> Written exercise
Make an exact copy of the data below, leaving out every picture.

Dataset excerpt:
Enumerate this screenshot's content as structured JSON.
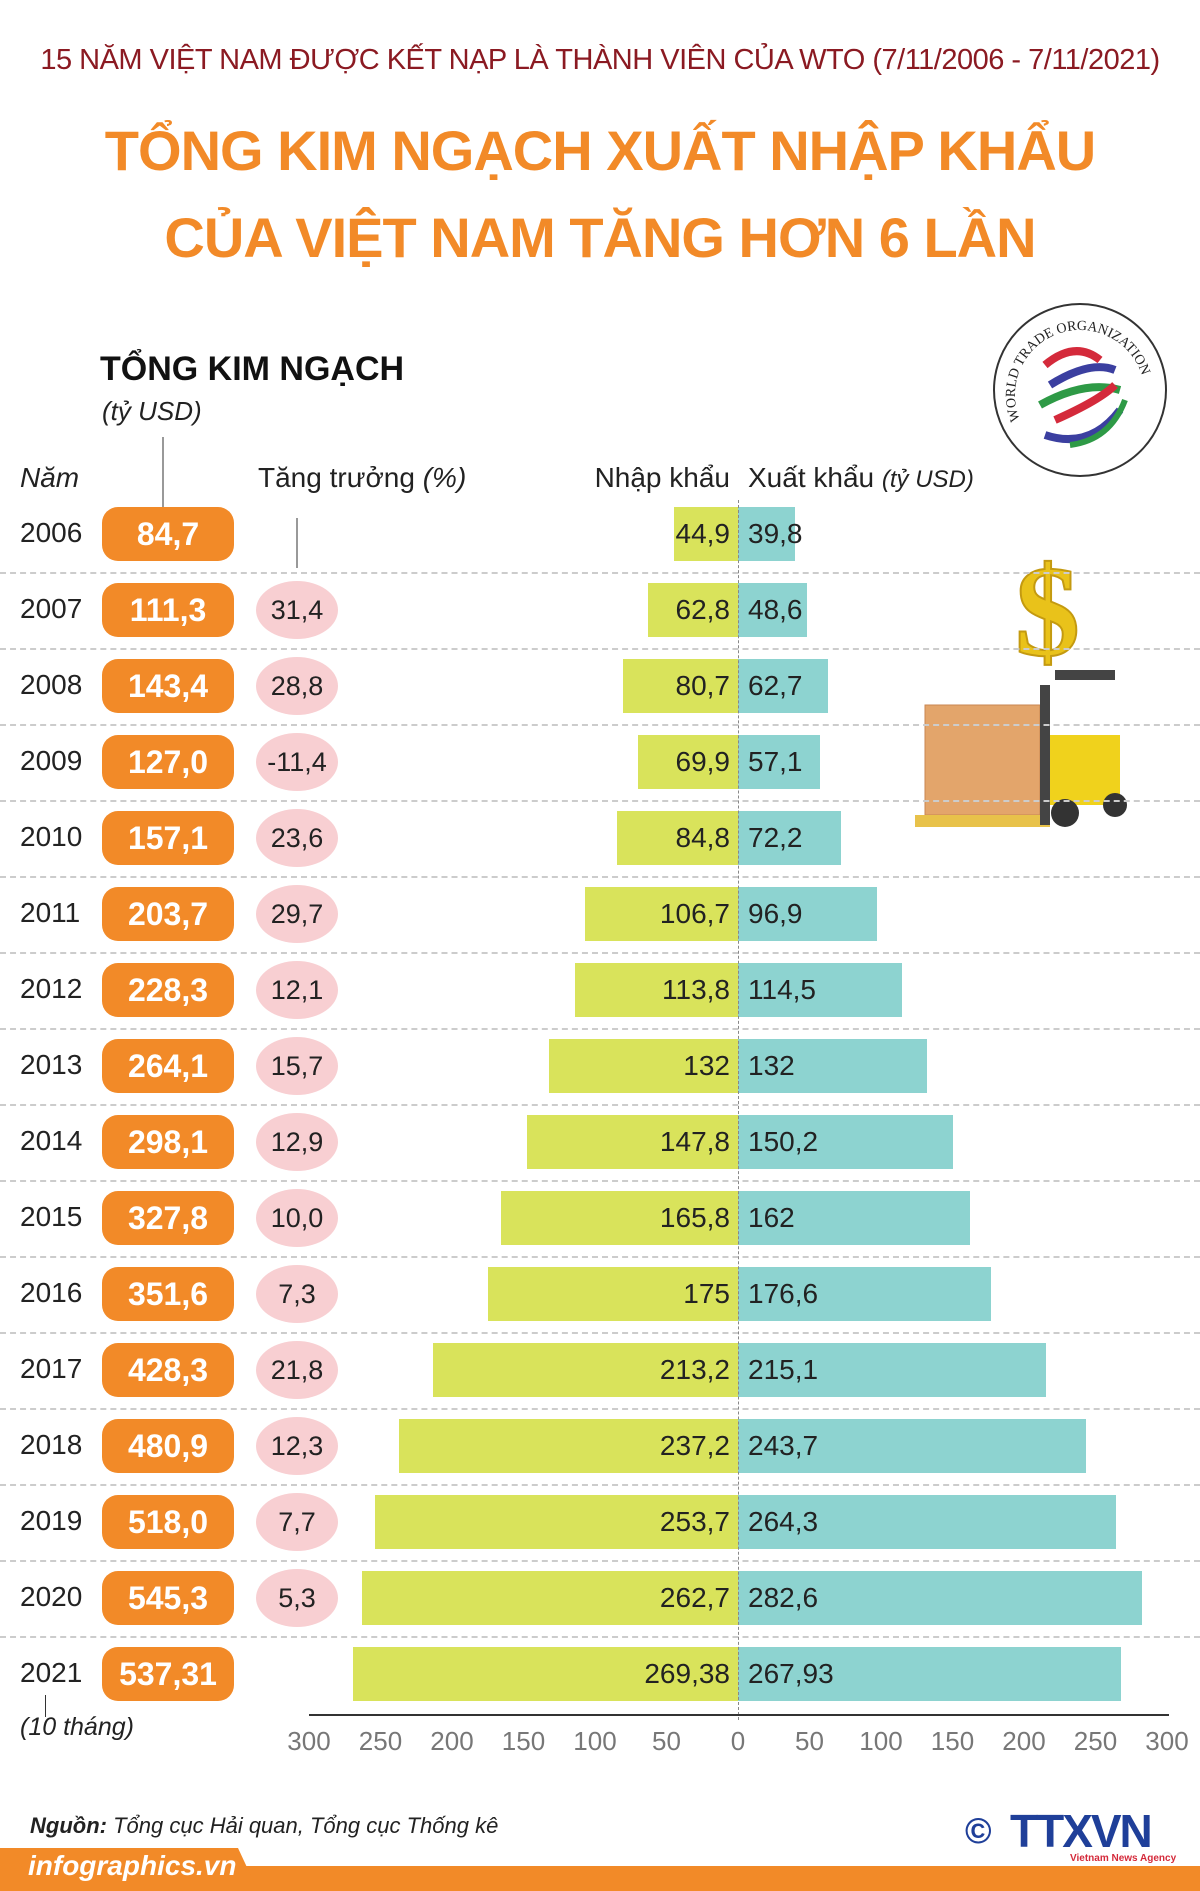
{
  "header": {
    "supertitle": "15 NĂM VIỆT NAM ĐƯỢC KẾT NẠP LÀ THÀNH VIÊN CỦA WTO (7/11/2006 - 7/11/2021)",
    "title_line1": "TỔNG KIM NGẠCH XUẤT NHẬP KHẨU",
    "title_line2": "CỦA VIỆT NAM TĂNG HƠN 6 LẦN"
  },
  "logo": {
    "wto_text": "WORLD TRADE ORGANIZATION"
  },
  "chart_data": {
    "type": "bar",
    "orientation": "horizontal-diverging",
    "total_label": "TỔNG KIM NGẠCH",
    "total_unit": "(tỷ USD)",
    "year_header": "Năm",
    "growth_header": "Tăng trưởng",
    "growth_unit": "(%)",
    "import_label": "Nhập khẩu",
    "export_label": "Xuất khẩu",
    "export_unit": "(tỷ USD)",
    "year_note": "(10 tháng)",
    "categories": [
      "2006",
      "2007",
      "2008",
      "2009",
      "2010",
      "2011",
      "2012",
      "2013",
      "2014",
      "2015",
      "2016",
      "2017",
      "2018",
      "2019",
      "2020",
      "2021"
    ],
    "totals": [
      "84,7",
      "111,3",
      "143,4",
      "127,0",
      "157,1",
      "203,7",
      "228,3",
      "264,1",
      "298,1",
      "327,8",
      "351,6",
      "428,3",
      "480,9",
      "518,0",
      "545,3",
      "537,31"
    ],
    "growth": [
      "",
      "31,4",
      "28,8",
      "-11,4",
      "23,6",
      "29,7",
      "12,1",
      "15,7",
      "12,9",
      "10,0",
      "7,3",
      "21,8",
      "12,3",
      "7,7",
      "5,3",
      ""
    ],
    "series": [
      {
        "name": "Nhập khẩu",
        "values": [
          44.9,
          62.8,
          80.7,
          69.9,
          84.8,
          106.7,
          113.8,
          132,
          147.8,
          165.8,
          175,
          213.2,
          237.2,
          253.7,
          262.7,
          269.38
        ],
        "labels": [
          "44,9",
          "62,8",
          "80,7",
          "69,9",
          "84,8",
          "106,7",
          "113,8",
          "132",
          "147,8",
          "165,8",
          "175",
          "213,2",
          "237,2",
          "253,7",
          "262,7",
          "269,38"
        ],
        "color": "#d9e35b"
      },
      {
        "name": "Xuất khẩu",
        "values": [
          39.8,
          48.6,
          62.7,
          57.1,
          72.2,
          96.9,
          114.5,
          132,
          150.2,
          162,
          176.6,
          215.1,
          243.7,
          264.3,
          282.6,
          267.93
        ],
        "labels": [
          "39,8",
          "48,6",
          "62,7",
          "57,1",
          "72,2",
          "96,9",
          "114,5",
          "132",
          "150,2",
          "162",
          "176,6",
          "215,1",
          "243,7",
          "264,3",
          "282,6",
          "267,93"
        ],
        "color": "#8dd3d0"
      }
    ],
    "xlim": [
      -300,
      300
    ],
    "xticks": [
      "300",
      "250",
      "200",
      "150",
      "100",
      "50",
      "0",
      "50",
      "100",
      "150",
      "200",
      "250",
      "300"
    ]
  },
  "footer": {
    "source_label": "Nguồn:",
    "source_text": "Tổng cục Hải quan, Tổng cục Thống kê",
    "site": "infographics.vn",
    "agency": "TTXVN",
    "agency_sub": "Vietnam News Agency",
    "copyright": "©"
  }
}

> Full output
Enumerate this screenshot's content as structured JSON.
{
  "header": {
    "supertitle": "15 NĂM VIỆT NAM ĐƯỢC KẾT NẠP LÀ THÀNH VIÊN CỦA WTO (7/11/2006 - 7/11/2021)",
    "title_line1": "TỔNG KIM NGẠCH XUẤT NHẬP KHẨU",
    "title_line2": "CỦA VIỆT NAM TĂNG HƠN 6 LẦN"
  },
  "logo": {
    "wto_text": "WORLD TRADE ORGANIZATION"
  },
  "chart_data": {
    "type": "bar",
    "orientation": "horizontal-diverging",
    "total_label": "TỔNG KIM NGẠCH",
    "total_unit": "(tỷ USD)",
    "year_header": "Năm",
    "growth_header": "Tăng trưởng",
    "growth_unit": "(%)",
    "import_label": "Nhập khẩu",
    "export_label": "Xuất khẩu",
    "export_unit": "(tỷ USD)",
    "year_note": "(10 tháng)",
    "categories": [
      "2006",
      "2007",
      "2008",
      "2009",
      "2010",
      "2011",
      "2012",
      "2013",
      "2014",
      "2015",
      "2016",
      "2017",
      "2018",
      "2019",
      "2020",
      "2021"
    ],
    "totals": [
      "84,7",
      "111,3",
      "143,4",
      "127,0",
      "157,1",
      "203,7",
      "228,3",
      "264,1",
      "298,1",
      "327,8",
      "351,6",
      "428,3",
      "480,9",
      "518,0",
      "545,3",
      "537,31"
    ],
    "growth": [
      "",
      "31,4",
      "28,8",
      "-11,4",
      "23,6",
      "29,7",
      "12,1",
      "15,7",
      "12,9",
      "10,0",
      "7,3",
      "21,8",
      "12,3",
      "7,7",
      "5,3",
      ""
    ],
    "series": [
      {
        "name": "Nhập khẩu",
        "values": [
          44.9,
          62.8,
          80.7,
          69.9,
          84.8,
          106.7,
          113.8,
          132,
          147.8,
          165.8,
          175,
          213.2,
          237.2,
          253.7,
          262.7,
          269.38
        ],
        "labels": [
          "44,9",
          "62,8",
          "80,7",
          "69,9",
          "84,8",
          "106,7",
          "113,8",
          "132",
          "147,8",
          "165,8",
          "175",
          "213,2",
          "237,2",
          "253,7",
          "262,7",
          "269,38"
        ],
        "color": "#d9e35b"
      },
      {
        "name": "Xuất khẩu",
        "values": [
          39.8,
          48.6,
          62.7,
          57.1,
          72.2,
          96.9,
          114.5,
          132,
          150.2,
          162,
          176.6,
          215.1,
          243.7,
          264.3,
          282.6,
          267.93
        ],
        "labels": [
          "39,8",
          "48,6",
          "62,7",
          "57,1",
          "72,2",
          "96,9",
          "114,5",
          "132",
          "150,2",
          "162",
          "176,6",
          "215,1",
          "243,7",
          "264,3",
          "282,6",
          "267,93"
        ],
        "color": "#8dd3d0"
      }
    ],
    "xlim": [
      -300,
      300
    ],
    "xticks": [
      "300",
      "250",
      "200",
      "150",
      "100",
      "50",
      "0",
      "50",
      "100",
      "150",
      "200",
      "250",
      "300"
    ]
  },
  "footer": {
    "source_label": "Nguồn:",
    "source_text": "Tổng cục Hải quan, Tổng cục Thống kê",
    "site": "infographics.vn",
    "agency": "TTXVN",
    "agency_sub": "Vietnam News Agency",
    "copyright": "©"
  }
}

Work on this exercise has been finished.